▸ **What the task asks**: Repeat what the lines below say, word for word, and skip every image.

▸ **Listed entries**:
------------------------------

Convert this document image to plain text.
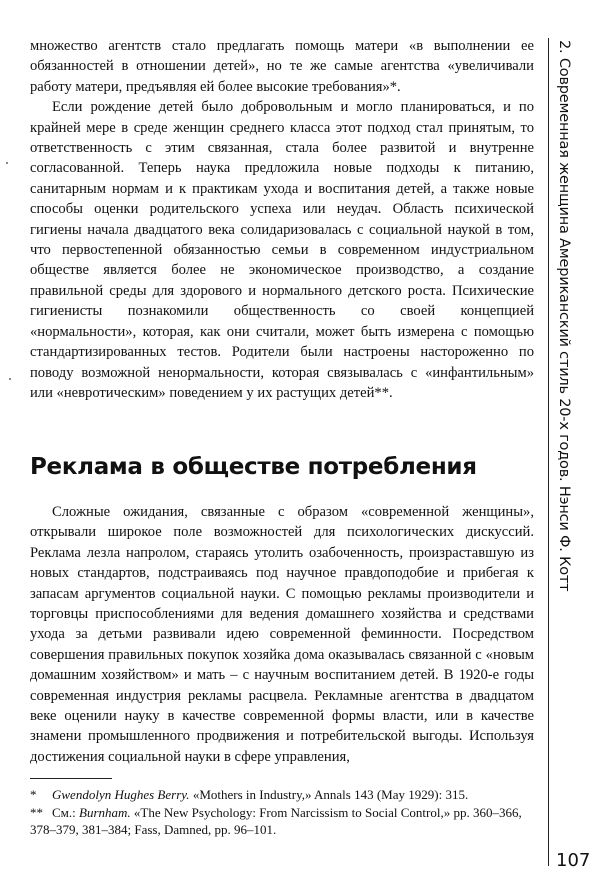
множество агентств стало предлагать помощь матери «в выполнении ее обязанностей в отношении детей», но те же самые агентства «увеличивали работу матери, предъявляя ей более высокие требования»*.

Если рождение детей было добровольным и могло планироваться, и по крайней мере в среде женщин среднего класса этот подход стал принятым, то ответственность с этим связанная, стала более развитой и внутренне согласованной. Теперь наука предложила новые подходы к питанию, санитарным нормам и к практикам ухода и воспитания детей, а также новые способы оценки родительского успеха или неудач. Область психической гигиены начала двадцатого века солидаризовалась с социальной наукой в том, что первостепенной обязанностью семьи в современном индустриальном обществе является более не экономическое производство, а создание правильной среды для здорового и нормального детского роста. Психические гигиенисты познакомили общественность со своей концепцией «нормальности», которая, как они считали, может быть измерена с помощью стандартизированных тестов. Родители были настроены настороженно по поводу возможной ненормальности, которая связывалась с «инфантильным» или «невротическим» поведением у их растущих детей**.

Реклама в обществе потребления

Сложные ожидания, связанные с образом «современной женщины», открывали широкое поле возможностей для психологических дискуссий. Реклама лезла напролом, стараясь утолить озабоченность, произраставшую из новых стандартов, подстраиваясь под научное правдоподобие и прибегая к запасам аргументов социальной науки. С помощью рекламы производители и торговцы приспособлениями для ведения домашнего хозяйства и средствами ухода за детьми развивали идею современной феминности. Посредством совершения правильных покупок хозяйка дома оказывалась связанной с «новым домашним хозяйством» и мать – с научным воспитанием детей. В 1920-е годы современная индустрия рекламы расцвела. Рекламные агентства в двадцатом веке оценили науку в качестве современной формы власти, или в качестве знамени промышленного продвижения и потребительской выгоды. Используя достижения социальной науки в сфере управления,

* Gwendolyn Hughes Berry. «Mothers in Industry,» Annals 143 (May 1929): 315.

** См.: Burnham. «The New Psychology: From Narcissism to Social Control,» pp. 360–366, 378–379, 381–384; Fass, Damned, pp. 96–101.

2. Современная женщина Американский стиль 20-х годов. Нэнси Ф. Котт
107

------------------------------

▸ **Task response**:
Convert this document image to plain text.
множество агентств стало предлагать помощь матери «в выполнении ее обязанностей в отношении детей», но те же самые агентства «увеличивали работу матери, предъявляя ей более высокие требования»*.

Если рождение детей было добровольным и могло планироваться, и по крайней мере в среде женщин среднего класса этот подход стал принятым, то ответственность с этим связанная, стала более развитой и внутренне согласованной. Теперь наука предложила новые подходы к питанию, санитарным нормам и к практикам ухода и воспитания детей, а также новые способы оценки родительского успеха или неудач. Область психической гигиены начала двадцатого века солидаризовалась с социальной наукой в том, что первостепенной обязанностью семьи в современном индустриальном обществе является более не экономическое производство, а создание правильной среды для здорового и нормального детского роста. Психические гигиенисты познакомили общественность со своей концепцией «нормальности», которая, как они считали, может быть измерена с помощью стандартизированных тестов. Родители были настроены настороженно по поводу возможной ненормальности, которая связывалась с «инфантильным» или «невротическим» поведением у их растущих детей**.

Реклама в обществе потребления

Сложные ожидания, связанные с образом «современной женщины», открывали широкое поле возможностей для психологических дискуссий. Реклама лезла напролом, стараясь утолить озабоченность, произраставшую из новых стандартов, подстраиваясь под научное правдоподобие и прибегая к запасам аргументов социальной науки. С помощью рекламы производители и торговцы приспособлениями для ведения домашнего хозяйства и средствами ухода за детьми развивали идею современной феминности. Посредством совершения правильных покупок хозяйка дома оказывалась связанной с «новым домашним хозяйством» и мать – с научным воспитанием детей. В 1920-е годы современная индустрия рекламы расцвела. Рекламные агентства в двадцатом веке оценили науку в качестве современной формы власти, или в качестве знамени промышленного продвижения и потребительской выгоды. Используя достижения социальной науки в сфере управления,

* Gwendolyn Hughes Berry. «Mothers in Industry,» Annals 143 (May 1929): 315.

** См.: Burnham. «The New Psychology: From Narcissism to Social Control,» pp. 360–366, 378–379, 381–384; Fass, Damned, pp. 96–101.

2. Современная женщина Американский стиль 20-х годов. Нэнси Ф. Котт
107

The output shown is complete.